Information shown:

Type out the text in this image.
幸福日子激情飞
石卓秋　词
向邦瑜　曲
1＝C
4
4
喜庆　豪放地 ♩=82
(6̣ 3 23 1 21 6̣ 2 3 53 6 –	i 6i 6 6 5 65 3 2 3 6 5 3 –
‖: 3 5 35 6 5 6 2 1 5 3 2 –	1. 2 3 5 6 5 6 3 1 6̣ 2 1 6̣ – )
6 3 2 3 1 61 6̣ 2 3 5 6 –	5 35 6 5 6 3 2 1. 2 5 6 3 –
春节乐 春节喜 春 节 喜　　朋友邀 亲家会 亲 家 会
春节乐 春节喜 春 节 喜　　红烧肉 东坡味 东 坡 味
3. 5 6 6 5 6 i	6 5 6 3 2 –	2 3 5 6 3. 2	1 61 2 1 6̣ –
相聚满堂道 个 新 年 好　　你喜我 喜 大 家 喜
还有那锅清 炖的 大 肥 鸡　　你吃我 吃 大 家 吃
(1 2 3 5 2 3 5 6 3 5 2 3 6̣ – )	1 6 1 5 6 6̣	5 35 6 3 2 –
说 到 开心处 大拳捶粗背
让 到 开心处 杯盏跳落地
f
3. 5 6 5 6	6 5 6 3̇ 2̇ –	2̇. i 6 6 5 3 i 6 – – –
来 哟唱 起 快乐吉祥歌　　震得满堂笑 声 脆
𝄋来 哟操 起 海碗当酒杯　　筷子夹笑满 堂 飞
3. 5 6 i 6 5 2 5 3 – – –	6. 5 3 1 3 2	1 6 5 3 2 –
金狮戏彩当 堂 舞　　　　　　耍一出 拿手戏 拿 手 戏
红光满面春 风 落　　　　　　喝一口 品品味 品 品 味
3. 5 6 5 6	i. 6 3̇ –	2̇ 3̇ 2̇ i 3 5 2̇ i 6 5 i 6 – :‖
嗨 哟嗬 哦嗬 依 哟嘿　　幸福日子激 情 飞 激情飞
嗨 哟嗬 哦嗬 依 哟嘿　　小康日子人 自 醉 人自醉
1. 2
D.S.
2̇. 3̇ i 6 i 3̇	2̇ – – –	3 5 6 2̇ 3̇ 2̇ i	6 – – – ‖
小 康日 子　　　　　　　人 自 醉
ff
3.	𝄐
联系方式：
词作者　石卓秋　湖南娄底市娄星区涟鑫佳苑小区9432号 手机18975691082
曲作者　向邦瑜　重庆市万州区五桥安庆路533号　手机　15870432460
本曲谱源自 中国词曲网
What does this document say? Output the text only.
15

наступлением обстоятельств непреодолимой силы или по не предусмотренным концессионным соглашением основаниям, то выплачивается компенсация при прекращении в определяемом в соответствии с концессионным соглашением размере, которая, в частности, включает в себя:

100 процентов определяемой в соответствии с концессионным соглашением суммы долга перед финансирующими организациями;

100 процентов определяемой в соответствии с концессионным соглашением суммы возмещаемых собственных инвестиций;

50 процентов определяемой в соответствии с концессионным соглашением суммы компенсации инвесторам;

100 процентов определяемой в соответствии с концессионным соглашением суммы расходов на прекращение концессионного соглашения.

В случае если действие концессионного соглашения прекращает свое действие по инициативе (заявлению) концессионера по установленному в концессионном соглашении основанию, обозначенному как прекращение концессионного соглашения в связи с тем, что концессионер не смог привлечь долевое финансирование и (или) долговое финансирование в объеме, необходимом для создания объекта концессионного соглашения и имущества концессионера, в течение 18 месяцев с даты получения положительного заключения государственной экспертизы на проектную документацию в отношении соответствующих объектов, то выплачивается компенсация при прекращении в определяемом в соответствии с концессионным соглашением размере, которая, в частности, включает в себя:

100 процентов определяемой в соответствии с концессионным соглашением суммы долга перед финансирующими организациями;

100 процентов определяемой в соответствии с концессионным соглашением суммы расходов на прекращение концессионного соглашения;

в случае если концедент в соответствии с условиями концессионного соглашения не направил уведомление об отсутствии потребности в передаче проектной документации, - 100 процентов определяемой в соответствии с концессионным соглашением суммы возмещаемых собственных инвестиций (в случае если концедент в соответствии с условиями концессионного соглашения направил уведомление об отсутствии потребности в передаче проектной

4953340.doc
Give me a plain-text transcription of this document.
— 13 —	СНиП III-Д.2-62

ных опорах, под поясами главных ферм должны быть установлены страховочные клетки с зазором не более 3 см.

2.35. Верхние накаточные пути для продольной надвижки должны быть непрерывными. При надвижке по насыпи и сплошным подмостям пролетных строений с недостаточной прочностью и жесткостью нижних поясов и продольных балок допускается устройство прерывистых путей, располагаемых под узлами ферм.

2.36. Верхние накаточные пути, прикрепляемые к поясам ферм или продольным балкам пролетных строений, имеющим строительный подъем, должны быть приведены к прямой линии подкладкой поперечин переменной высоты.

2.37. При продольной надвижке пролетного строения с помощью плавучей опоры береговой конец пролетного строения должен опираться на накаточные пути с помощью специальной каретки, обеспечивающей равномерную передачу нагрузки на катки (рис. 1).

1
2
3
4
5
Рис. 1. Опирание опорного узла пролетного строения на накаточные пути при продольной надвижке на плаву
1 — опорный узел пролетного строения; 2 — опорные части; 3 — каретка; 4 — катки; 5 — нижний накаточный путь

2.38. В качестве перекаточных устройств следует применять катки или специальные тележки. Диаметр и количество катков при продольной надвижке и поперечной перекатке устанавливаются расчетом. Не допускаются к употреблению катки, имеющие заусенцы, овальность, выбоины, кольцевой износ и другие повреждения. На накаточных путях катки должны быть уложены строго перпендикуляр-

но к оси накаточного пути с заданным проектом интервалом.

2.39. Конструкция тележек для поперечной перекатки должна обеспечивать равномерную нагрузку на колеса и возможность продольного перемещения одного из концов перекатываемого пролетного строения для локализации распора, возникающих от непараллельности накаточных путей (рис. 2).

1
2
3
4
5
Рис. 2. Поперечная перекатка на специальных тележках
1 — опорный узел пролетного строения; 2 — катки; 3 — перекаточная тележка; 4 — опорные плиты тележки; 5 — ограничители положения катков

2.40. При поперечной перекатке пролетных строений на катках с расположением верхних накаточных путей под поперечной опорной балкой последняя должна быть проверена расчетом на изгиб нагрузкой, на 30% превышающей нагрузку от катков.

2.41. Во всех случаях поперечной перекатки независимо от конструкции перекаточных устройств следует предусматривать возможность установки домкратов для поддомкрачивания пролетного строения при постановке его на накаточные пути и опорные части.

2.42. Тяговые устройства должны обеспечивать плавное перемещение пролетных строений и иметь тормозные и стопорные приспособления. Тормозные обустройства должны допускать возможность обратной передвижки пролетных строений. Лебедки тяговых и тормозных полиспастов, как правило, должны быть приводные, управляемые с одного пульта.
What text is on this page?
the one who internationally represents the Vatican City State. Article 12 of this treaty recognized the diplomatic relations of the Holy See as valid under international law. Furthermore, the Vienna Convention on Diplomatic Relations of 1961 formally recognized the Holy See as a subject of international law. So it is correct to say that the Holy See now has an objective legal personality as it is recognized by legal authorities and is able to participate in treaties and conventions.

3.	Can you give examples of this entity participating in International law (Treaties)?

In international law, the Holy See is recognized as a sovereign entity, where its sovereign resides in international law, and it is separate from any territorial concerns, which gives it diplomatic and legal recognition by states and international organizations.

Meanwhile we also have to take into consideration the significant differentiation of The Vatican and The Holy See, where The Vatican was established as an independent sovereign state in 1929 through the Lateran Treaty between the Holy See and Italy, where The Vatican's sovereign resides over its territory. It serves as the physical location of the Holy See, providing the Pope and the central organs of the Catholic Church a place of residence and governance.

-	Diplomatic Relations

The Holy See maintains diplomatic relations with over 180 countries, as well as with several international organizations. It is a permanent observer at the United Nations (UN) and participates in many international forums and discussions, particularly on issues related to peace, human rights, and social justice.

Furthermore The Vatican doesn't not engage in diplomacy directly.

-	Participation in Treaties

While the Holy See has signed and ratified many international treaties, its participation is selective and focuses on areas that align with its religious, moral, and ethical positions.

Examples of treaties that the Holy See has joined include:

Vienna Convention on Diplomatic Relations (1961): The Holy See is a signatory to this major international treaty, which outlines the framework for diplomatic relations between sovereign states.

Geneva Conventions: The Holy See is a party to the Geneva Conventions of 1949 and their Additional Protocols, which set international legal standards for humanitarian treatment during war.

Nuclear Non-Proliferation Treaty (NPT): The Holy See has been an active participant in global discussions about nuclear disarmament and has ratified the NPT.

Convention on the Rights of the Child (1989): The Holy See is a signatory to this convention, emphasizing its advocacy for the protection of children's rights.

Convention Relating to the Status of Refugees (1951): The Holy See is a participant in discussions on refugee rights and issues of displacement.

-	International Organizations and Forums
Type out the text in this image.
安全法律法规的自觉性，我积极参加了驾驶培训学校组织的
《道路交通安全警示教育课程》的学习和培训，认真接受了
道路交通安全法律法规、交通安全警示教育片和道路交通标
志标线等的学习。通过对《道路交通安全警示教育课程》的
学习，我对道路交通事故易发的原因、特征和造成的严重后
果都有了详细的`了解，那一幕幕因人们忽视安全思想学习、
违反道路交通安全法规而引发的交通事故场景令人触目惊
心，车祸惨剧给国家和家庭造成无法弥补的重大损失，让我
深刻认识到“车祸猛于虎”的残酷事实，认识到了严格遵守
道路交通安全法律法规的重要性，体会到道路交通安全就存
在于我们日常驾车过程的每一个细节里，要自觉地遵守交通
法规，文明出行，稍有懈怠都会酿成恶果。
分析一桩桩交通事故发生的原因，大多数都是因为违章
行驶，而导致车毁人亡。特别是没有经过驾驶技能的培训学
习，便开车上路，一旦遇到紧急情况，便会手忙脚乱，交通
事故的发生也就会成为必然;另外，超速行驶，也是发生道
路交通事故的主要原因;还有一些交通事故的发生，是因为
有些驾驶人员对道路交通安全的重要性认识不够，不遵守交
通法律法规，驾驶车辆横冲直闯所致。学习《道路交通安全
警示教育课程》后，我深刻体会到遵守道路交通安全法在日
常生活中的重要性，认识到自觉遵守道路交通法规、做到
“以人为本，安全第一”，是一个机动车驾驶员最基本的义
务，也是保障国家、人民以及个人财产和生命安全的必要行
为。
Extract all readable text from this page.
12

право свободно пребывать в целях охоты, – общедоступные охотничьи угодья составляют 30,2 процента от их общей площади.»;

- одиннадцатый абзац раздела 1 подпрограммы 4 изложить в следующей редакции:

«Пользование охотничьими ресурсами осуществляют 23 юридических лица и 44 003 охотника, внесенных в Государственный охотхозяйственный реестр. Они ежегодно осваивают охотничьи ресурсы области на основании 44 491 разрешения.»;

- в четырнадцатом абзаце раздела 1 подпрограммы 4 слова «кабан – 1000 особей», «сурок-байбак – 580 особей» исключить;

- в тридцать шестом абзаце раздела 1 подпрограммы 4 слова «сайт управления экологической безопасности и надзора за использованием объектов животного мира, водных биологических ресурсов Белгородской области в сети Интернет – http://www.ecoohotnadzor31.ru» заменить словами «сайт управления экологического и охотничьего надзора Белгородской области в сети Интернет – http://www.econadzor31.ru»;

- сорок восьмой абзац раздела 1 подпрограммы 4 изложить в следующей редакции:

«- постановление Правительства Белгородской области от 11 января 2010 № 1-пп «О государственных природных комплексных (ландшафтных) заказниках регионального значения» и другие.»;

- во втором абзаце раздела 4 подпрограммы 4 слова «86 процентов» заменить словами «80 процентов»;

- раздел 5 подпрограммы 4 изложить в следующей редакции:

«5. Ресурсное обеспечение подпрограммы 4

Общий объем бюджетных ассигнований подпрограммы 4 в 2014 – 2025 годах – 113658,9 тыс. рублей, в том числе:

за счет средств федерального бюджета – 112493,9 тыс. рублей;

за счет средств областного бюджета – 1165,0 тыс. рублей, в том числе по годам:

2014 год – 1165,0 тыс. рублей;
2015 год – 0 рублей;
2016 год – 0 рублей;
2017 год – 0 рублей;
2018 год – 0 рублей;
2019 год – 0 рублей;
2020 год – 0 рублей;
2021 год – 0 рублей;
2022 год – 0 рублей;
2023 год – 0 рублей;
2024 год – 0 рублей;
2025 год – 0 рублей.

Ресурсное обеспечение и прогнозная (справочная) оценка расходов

Challenge:
Find the lines above holding the word "заменить" and show them.

The solution:
- в тридцать шестом абзаце раздела 1 подпрограммы 4 слова «сайт управления экологической безопасности и надзора за использованием объектов животного мира, водных биологических ресурсов Белгородской области в сети Интернет – http://www.ecoohotnadzor31.ru» заменить словами «сайт управления экологического и охотничьего надзора Белгородской области в сети Интернет – http://www.econadzor31.ru»;
- во втором абзаце раздела 4 подпрограммы 4 слова «86 процентов» заменить словами «80 процентов»;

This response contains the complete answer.